* [Task objective]: Transcribe all the entries word for word, omitting any pictures they contain.

Saved entries
┄┄┄┄┄┄┄┄┄┄┄┄┄┄┄┄┄┄┄┄

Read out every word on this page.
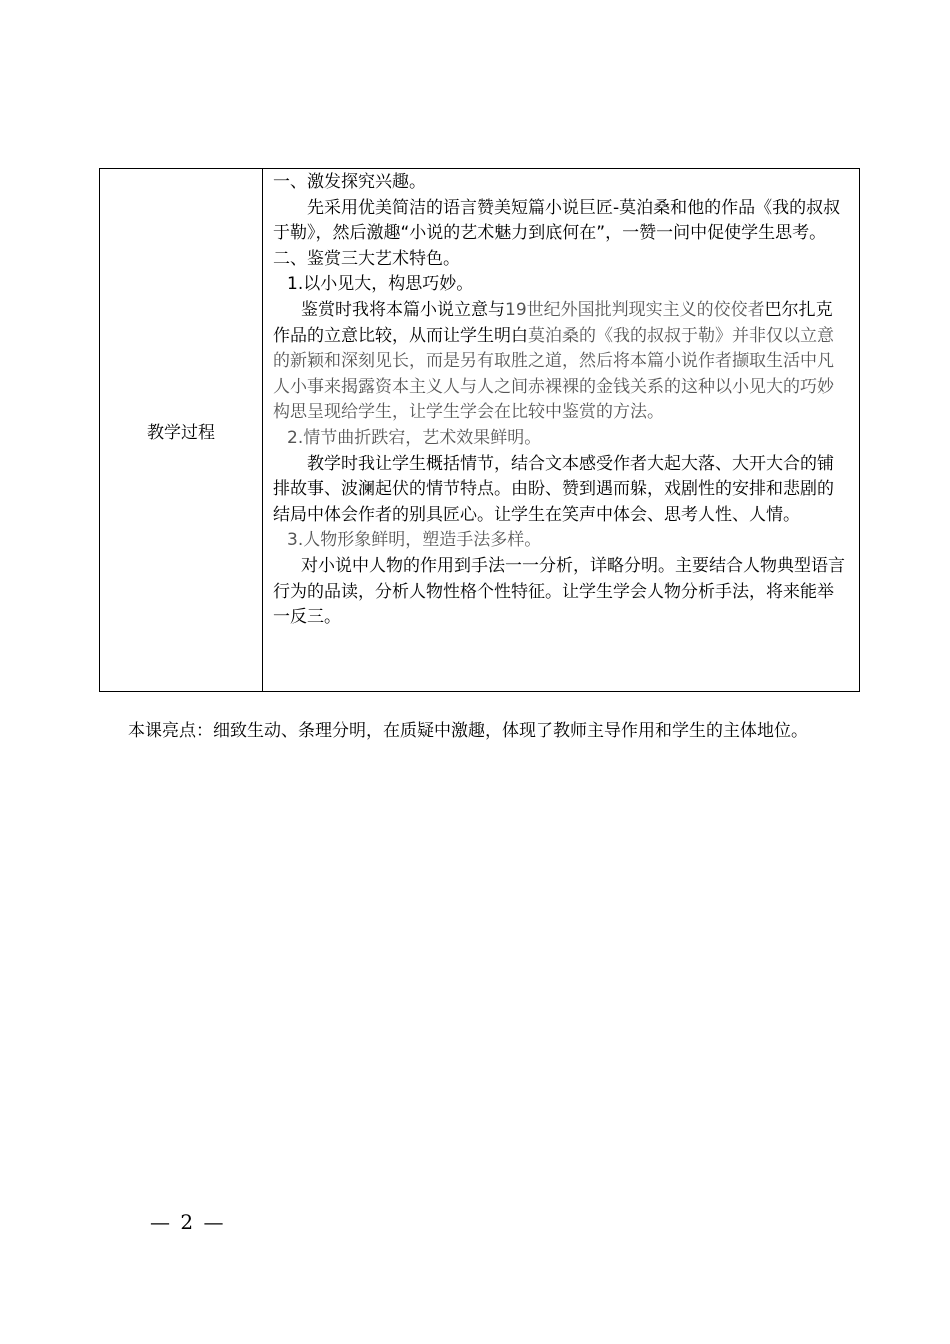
教学过程

一、激发探究兴趣。

先采用优美简洁的语言赞美短篇小说巨匠-莫泊桑和他的作品《我的叔叔于勒》，然后激趣“小说的艺术魅力到底何在”，一赞一问中促使学生思考。

二、鉴赏三大艺术特色。

1.以小见大，构思巧妙。

鉴赏时我将本篇小说立意与19世纪外国批判现实主义的佼佼者巴尔扎克作品的立意比较，从而让学生明白莫泊桑的《我的叔叔于勒》并非仅以立意的新颖和深刻见长，而是另有取胜之道，然后将本篇小说作者撷取生活中凡人小事来揭露资本主义人与人之间赤裸裸的金钱关系的这种以小见大的巧妙构思呈现给学生，让学生学会在比较中鉴赏的方法。

2.情节曲折跌宕，艺术效果鲜明。

教学时我让学生概括情节，结合文本感受作者大起大落、大开大合的铺排故事、波澜起伏的情节特点。由盼、赞到遇而躲，戏剧性的安排和悲剧的结局中体会作者的别具匠心。让学生在笑声中体会、思考人性、人情。

3.人物形象鲜明，塑造手法多样。

对小说中人物的作用到手法一一分析，详略分明。主要结合人物典型语言行为的品读，分析人物性格个性特征。让学生学会人物分析手法，将来能举一反三。

本课亮点：细致生动、条理分明，在质疑中激趣，体现了教师主导作用和学生的主体地位。
— 2 —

┄┄┄┄┄┄┄┄┄┄┄┄┄┄┄┄┄┄┄┄

* [The reply]:
Read out every word on this page.
教学过程

一、激发探究兴趣。

先采用优美简洁的语言赞美短篇小说巨匠-莫泊桑和他的作品《我的叔叔于勒》，然后激趣“小说的艺术魅力到底何在”，一赞一问中促使学生思考。

二、鉴赏三大艺术特色。

1.以小见大，构思巧妙。

鉴赏时我将本篇小说立意与19世纪外国批判现实主义的佼佼者巴尔扎克作品的立意比较，从而让学生明白莫泊桑的《我的叔叔于勒》并非仅以立意的新颖和深刻见长，而是另有取胜之道，然后将本篇小说作者撷取生活中凡人小事来揭露资本主义人与人之间赤裸裸的金钱关系的这种以小见大的巧妙构思呈现给学生，让学生学会在比较中鉴赏的方法。

2.情节曲折跌宕，艺术效果鲜明。

教学时我让学生概括情节，结合文本感受作者大起大落、大开大合的铺排故事、波澜起伏的情节特点。由盼、赞到遇而躲，戏剧性的安排和悲剧的结局中体会作者的别具匠心。让学生在笑声中体会、思考人性、人情。

3.人物形象鲜明，塑造手法多样。

对小说中人物的作用到手法一一分析，详略分明。主要结合人物典型语言行为的品读，分析人物性格个性特征。让学生学会人物分析手法，将来能举一反三。

本课亮点：细致生动、条理分明，在质疑中激趣，体现了教师主导作用和学生的主体地位。
— 2 —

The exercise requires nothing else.